Reproduce the listing below verbatim, line for line, changing nothing.
....................
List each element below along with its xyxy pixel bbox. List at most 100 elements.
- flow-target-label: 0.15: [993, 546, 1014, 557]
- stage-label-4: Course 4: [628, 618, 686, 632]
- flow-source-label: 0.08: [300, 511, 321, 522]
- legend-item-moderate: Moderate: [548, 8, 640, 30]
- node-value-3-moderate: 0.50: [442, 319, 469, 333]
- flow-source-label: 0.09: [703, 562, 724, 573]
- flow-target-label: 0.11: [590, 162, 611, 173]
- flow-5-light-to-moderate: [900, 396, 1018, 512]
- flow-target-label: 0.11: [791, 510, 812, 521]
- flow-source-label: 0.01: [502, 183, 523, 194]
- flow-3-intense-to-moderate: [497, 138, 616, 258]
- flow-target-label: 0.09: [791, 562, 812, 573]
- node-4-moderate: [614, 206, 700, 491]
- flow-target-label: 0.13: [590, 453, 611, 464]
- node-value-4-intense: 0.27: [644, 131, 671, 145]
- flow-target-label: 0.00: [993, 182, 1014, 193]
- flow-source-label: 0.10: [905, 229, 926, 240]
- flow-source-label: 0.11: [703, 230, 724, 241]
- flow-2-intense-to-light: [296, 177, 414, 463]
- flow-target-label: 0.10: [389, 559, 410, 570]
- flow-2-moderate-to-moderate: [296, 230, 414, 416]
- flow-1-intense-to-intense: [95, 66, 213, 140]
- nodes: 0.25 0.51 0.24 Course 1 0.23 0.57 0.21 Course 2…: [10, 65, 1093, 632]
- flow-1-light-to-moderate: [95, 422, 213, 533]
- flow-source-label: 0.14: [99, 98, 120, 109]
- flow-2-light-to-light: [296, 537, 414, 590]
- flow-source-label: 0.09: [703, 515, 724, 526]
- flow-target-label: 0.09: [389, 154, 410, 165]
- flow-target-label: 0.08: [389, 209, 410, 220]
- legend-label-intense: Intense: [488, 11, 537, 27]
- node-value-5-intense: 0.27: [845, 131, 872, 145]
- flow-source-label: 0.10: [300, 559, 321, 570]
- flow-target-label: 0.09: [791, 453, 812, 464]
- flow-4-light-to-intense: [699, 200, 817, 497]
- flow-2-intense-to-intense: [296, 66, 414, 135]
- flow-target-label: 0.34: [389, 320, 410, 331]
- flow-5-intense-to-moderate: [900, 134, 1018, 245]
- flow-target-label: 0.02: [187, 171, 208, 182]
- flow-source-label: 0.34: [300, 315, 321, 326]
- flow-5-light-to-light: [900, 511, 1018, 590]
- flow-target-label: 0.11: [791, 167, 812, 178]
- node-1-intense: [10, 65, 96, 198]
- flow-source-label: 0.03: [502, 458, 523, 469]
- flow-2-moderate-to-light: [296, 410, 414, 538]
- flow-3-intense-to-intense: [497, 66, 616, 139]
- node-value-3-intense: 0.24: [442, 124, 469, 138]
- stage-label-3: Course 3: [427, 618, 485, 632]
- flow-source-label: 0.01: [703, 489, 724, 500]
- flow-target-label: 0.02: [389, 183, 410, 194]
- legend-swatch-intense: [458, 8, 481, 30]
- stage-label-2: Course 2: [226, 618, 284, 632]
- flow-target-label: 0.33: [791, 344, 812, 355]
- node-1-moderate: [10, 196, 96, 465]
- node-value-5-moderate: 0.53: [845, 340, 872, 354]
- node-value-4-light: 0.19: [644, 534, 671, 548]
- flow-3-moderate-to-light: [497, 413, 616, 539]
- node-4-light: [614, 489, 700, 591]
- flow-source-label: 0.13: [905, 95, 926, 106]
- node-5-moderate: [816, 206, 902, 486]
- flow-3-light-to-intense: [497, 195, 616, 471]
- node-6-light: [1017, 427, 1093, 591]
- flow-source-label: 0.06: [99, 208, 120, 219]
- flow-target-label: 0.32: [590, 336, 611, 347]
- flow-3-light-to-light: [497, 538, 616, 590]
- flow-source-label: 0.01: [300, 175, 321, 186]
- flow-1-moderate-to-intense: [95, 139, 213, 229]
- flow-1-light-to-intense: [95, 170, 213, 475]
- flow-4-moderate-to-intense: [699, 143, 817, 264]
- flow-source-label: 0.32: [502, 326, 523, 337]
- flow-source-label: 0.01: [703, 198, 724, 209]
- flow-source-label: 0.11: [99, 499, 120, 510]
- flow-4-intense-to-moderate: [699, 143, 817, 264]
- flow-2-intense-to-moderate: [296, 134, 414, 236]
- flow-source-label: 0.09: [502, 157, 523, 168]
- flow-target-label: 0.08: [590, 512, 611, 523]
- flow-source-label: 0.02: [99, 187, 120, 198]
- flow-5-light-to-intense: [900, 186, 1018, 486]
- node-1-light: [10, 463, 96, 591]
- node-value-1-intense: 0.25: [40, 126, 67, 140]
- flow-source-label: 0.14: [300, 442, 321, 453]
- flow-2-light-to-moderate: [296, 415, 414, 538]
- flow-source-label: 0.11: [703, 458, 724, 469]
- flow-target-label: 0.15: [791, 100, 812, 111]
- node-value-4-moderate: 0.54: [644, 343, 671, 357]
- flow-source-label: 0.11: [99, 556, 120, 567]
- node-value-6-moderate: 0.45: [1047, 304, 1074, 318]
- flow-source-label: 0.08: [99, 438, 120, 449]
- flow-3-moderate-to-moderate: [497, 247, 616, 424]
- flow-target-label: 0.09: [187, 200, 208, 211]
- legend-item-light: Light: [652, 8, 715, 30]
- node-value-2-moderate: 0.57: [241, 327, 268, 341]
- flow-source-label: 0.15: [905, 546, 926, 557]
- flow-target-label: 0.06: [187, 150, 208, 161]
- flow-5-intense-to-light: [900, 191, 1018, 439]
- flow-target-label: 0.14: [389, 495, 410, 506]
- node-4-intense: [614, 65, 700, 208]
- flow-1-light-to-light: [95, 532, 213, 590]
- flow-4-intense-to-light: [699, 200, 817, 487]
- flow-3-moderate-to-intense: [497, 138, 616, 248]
....................
OUTPUT FOR THIS EXERCISE
List each element below along with its xyxy pixel bbox. List at most 100 elements.
- flow-target-label: 0.15: [993, 546, 1014, 557]
- stage-label-4: Course 4: [628, 618, 686, 632]
- flow-source-label: 0.08: [300, 511, 321, 522]
- legend-item-moderate: Moderate: [548, 8, 640, 30]
- node-value-3-moderate: 0.50: [442, 319, 469, 333]
- flow-source-label: 0.09: [703, 562, 724, 573]
- flow-target-label: 0.11: [590, 162, 611, 173]
- flow-5-light-to-moderate: [900, 396, 1018, 512]
- flow-target-label: 0.11: [791, 510, 812, 521]
- flow-source-label: 0.01: [502, 183, 523, 194]
- flow-3-intense-to-moderate: [497, 138, 616, 258]
- flow-target-label: 0.09: [791, 562, 812, 573]
- node-4-moderate: [614, 206, 700, 491]
- flow-target-label: 0.13: [590, 453, 611, 464]
- node-value-4-intense: 0.27: [644, 131, 671, 145]
- flow-target-label: 0.00: [993, 182, 1014, 193]
- flow-source-label: 0.10: [905, 229, 926, 240]
- flow-source-label: 0.11: [703, 230, 724, 241]
- flow-2-intense-to-light: [296, 177, 414, 463]
- flow-target-label: 0.10: [389, 559, 410, 570]
- flow-2-moderate-to-moderate: [296, 230, 414, 416]
- flow-1-intense-to-intense: [95, 66, 213, 140]
- nodes: 0.25 0.51 0.24 Course 1 0.23 0.57 0.21 Course 2…: [10, 65, 1093, 632]
- flow-1-light-to-moderate: [95, 422, 213, 533]
- flow-source-label: 0.14: [99, 98, 120, 109]
- flow-2-light-to-light: [296, 537, 414, 590]
- flow-source-label: 0.09: [703, 515, 724, 526]
- flow-target-label: 0.09: [389, 154, 410, 165]
- flow-target-label: 0.08: [389, 209, 410, 220]
- legend-label-intense: Intense: [488, 11, 537, 27]
- node-value-5-intense: 0.27: [845, 131, 872, 145]
- flow-source-label: 0.10: [300, 559, 321, 570]
- flow-target-label: 0.09: [791, 453, 812, 464]
- flow-4-light-to-intense: [699, 200, 817, 497]
- flow-2-intense-to-intense: [296, 66, 414, 135]
- flow-target-label: 0.34: [389, 320, 410, 331]
- flow-5-intense-to-moderate: [900, 134, 1018, 245]
- flow-target-label: 0.02: [187, 171, 208, 182]
- flow-source-label: 0.34: [300, 315, 321, 326]
- flow-5-light-to-light: [900, 511, 1018, 590]
- flow-target-label: 0.11: [791, 167, 812, 178]
- node-1-intense: [10, 65, 96, 198]
- flow-source-label: 0.03: [502, 458, 523, 469]
- flow-2-moderate-to-light: [296, 410, 414, 538]
- flow-3-intense-to-intense: [497, 66, 616, 139]
- node-value-3-intense: 0.24: [442, 124, 469, 138]
- stage-label-3: Course 3: [427, 618, 485, 632]
- flow-source-label: 0.01: [703, 489, 724, 500]
- flow-target-label: 0.02: [389, 183, 410, 194]
- legend-swatch-intense: [458, 8, 481, 30]
- stage-label-2: Course 2: [226, 618, 284, 632]
- flow-target-label: 0.33: [791, 344, 812, 355]
- node-1-moderate: [10, 196, 96, 465]
- node-value-5-moderate: 0.53: [845, 340, 872, 354]
- node-value-4-light: 0.19: [644, 534, 671, 548]
- flow-3-moderate-to-light: [497, 413, 616, 539]
- node-4-light: [614, 489, 700, 591]
- flow-source-label: 0.13: [905, 95, 926, 106]
- node-5-moderate: [816, 206, 902, 486]
- flow-3-light-to-intense: [497, 195, 616, 471]
- node-6-light: [1017, 427, 1093, 591]
- flow-source-label: 0.06: [99, 208, 120, 219]
- flow-target-label: 0.32: [590, 336, 611, 347]
- flow-3-light-to-light: [497, 538, 616, 590]
- flow-source-label: 0.01: [300, 175, 321, 186]
- flow-1-moderate-to-intense: [95, 139, 213, 229]
- flow-1-light-to-intense: [95, 170, 213, 475]
- flow-4-moderate-to-intense: [699, 143, 817, 264]
- flow-source-label: 0.32: [502, 326, 523, 337]
- flow-source-label: 0.01: [703, 198, 724, 209]
- flow-source-label: 0.11: [99, 499, 120, 510]
- flow-4-intense-to-moderate: [699, 143, 817, 264]
- flow-2-intense-to-moderate: [296, 134, 414, 236]
- flow-source-label: 0.09: [502, 157, 523, 168]
- flow-target-label: 0.08: [590, 512, 611, 523]
- flow-source-label: 0.02: [99, 187, 120, 198]
- flow-5-light-to-intense: [900, 186, 1018, 486]
- node-1-light: [10, 463, 96, 591]
- node-value-1-intense: 0.25: [40, 126, 67, 140]
- flow-source-label: 0.14: [300, 442, 321, 453]
- flow-2-light-to-moderate: [296, 415, 414, 538]
- flow-source-label: 0.11: [703, 458, 724, 469]
- flow-target-label: 0.15: [791, 100, 812, 111]
- node-value-4-moderate: 0.54: [644, 343, 671, 357]
- flow-source-label: 0.11: [99, 556, 120, 567]
- node-value-6-moderate: 0.45: [1047, 304, 1074, 318]
- flow-source-label: 0.08: [99, 438, 120, 449]
- flow-3-moderate-to-moderate: [497, 247, 616, 424]
- flow-target-label: 0.09: [187, 200, 208, 211]
- legend-item-light: Light: [652, 8, 715, 30]
- node-value-2-moderate: 0.57: [241, 327, 268, 341]
- flow-source-label: 0.15: [905, 546, 926, 557]
- flow-target-label: 0.06: [187, 150, 208, 161]
- flow-5-intense-to-light: [900, 191, 1018, 439]
- flow-target-label: 0.14: [389, 495, 410, 506]
- node-4-intense: [614, 65, 700, 208]
- flow-1-light-to-light: [95, 532, 213, 590]
- flow-4-intense-to-light: [699, 200, 817, 487]
- flow-3-moderate-to-intense: [497, 138, 616, 248]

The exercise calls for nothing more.